**To be done:** Write out the records again, exactly, leaving none out.

Figure contents as structured data:
__________________________________________________

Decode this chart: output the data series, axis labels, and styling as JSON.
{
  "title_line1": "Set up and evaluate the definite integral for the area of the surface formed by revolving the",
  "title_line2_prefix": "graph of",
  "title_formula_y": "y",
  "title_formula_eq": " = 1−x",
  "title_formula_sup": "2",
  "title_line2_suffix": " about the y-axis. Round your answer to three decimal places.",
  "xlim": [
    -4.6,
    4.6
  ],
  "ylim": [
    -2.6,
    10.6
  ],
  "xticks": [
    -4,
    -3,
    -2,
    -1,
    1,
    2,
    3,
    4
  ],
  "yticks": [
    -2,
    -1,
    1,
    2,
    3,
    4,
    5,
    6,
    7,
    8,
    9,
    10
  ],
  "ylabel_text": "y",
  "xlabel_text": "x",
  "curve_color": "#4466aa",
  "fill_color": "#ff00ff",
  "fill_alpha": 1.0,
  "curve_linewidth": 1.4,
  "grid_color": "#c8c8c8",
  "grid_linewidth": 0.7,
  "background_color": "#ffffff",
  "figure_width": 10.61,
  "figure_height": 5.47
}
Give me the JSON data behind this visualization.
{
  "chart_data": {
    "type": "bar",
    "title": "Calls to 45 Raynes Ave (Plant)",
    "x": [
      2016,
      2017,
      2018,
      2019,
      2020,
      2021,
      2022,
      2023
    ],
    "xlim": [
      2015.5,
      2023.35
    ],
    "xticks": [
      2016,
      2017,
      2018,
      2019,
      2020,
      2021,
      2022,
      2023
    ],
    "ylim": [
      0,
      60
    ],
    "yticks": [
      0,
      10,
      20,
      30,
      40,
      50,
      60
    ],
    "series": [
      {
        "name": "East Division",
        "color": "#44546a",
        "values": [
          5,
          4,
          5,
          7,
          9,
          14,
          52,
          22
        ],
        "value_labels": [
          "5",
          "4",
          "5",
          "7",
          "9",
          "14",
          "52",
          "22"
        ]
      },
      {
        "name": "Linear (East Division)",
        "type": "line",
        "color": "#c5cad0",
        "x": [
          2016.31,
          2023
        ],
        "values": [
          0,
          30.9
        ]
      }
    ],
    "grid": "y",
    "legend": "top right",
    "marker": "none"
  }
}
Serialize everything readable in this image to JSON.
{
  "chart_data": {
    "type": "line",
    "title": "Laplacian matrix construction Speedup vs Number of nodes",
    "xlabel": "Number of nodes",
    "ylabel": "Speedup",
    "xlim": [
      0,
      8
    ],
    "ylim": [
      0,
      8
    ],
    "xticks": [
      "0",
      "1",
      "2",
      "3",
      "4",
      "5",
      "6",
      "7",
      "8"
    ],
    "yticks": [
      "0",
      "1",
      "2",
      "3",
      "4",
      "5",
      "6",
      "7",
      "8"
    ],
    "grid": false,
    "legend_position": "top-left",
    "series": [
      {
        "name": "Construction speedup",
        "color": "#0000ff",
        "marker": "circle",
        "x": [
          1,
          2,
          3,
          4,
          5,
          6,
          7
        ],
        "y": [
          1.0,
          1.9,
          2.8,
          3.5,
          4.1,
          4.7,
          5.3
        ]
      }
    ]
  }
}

__________________________________________________

**Solution to the problem:**
Decode this chart: output the data series, axis labels, and styling as JSON.
{
  "title_line1": "Set up and evaluate the definite integral for the area of the surface formed by revolving the",
  "title_line2_prefix": "graph of",
  "title_formula_y": "y",
  "title_formula_eq": " = 1−x",
  "title_formula_sup": "2",
  "title_line2_suffix": " about the y-axis. Round your answer to three decimal places.",
  "xlim": [
    -4.6,
    4.6
  ],
  "ylim": [
    -2.6,
    10.6
  ],
  "xticks": [
    -4,
    -3,
    -2,
    -1,
    1,
    2,
    3,
    4
  ],
  "yticks": [
    -2,
    -1,
    1,
    2,
    3,
    4,
    5,
    6,
    7,
    8,
    9,
    10
  ],
  "ylabel_text": "y",
  "xlabel_text": "x",
  "curve_color": "#4466aa",
  "fill_color": "#ff00ff",
  "fill_alpha": 1.0,
  "curve_linewidth": 1.4,
  "grid_color": "#c8c8c8",
  "grid_linewidth": 0.7,
  "background_color": "#ffffff",
  "figure_width": 10.61,
  "figure_height": 5.47
}
Give me the JSON data behind this visualization.
{
  "chart_data": {
    "type": "bar",
    "title": "Calls to 45 Raynes Ave (Plant)",
    "x": [
      2016,
      2017,
      2018,
      2019,
      2020,
      2021,
      2022,
      2023
    ],
    "xlim": [
      2015.5,
      2023.35
    ],
    "xticks": [
      2016,
      2017,
      2018,
      2019,
      2020,
      2021,
      2022,
      2023
    ],
    "ylim": [
      0,
      60
    ],
    "yticks": [
      0,
      10,
      20,
      30,
      40,
      50,
      60
    ],
    "series": [
      {
        "name": "East Division",
        "color": "#44546a",
        "values": [
          5,
          4,
          5,
          7,
          9,
          14,
          52,
          22
        ],
        "value_labels": [
          "5",
          "4",
          "5",
          "7",
          "9",
          "14",
          "52",
          "22"
        ]
      },
      {
        "name": "Linear (East Division)",
        "type": "line",
        "color": "#c5cad0",
        "x": [
          2016.31,
          2023
        ],
        "values": [
          0,
          30.9
        ]
      }
    ],
    "grid": "y",
    "legend": "top right",
    "marker": "none"
  }
}
Serialize everything readable in this image to JSON.
{
  "chart_data": {
    "type": "line",
    "title": "Laplacian matrix construction Speedup vs Number of nodes",
    "xlabel": "Number of nodes",
    "ylabel": "Speedup",
    "xlim": [
      0,
      8
    ],
    "ylim": [
      0,
      8
    ],
    "xticks": [
      "0",
      "1",
      "2",
      "3",
      "4",
      "5",
      "6",
      "7",
      "8"
    ],
    "yticks": [
      "0",
      "1",
      "2",
      "3",
      "4",
      "5",
      "6",
      "7",
      "8"
    ],
    "grid": false,
    "legend_position": "top-left",
    "series": [
      {
        "name": "Construction speedup",
        "color": "#0000ff",
        "marker": "circle",
        "x": [
          1,
          2,
          3,
          4,
          5,
          6,
          7
        ],
        "y": [
          1.0,
          1.9,
          2.8,
          3.5,
          4.1,
          4.7,
          5.3
        ]
      }
    ]
  }
}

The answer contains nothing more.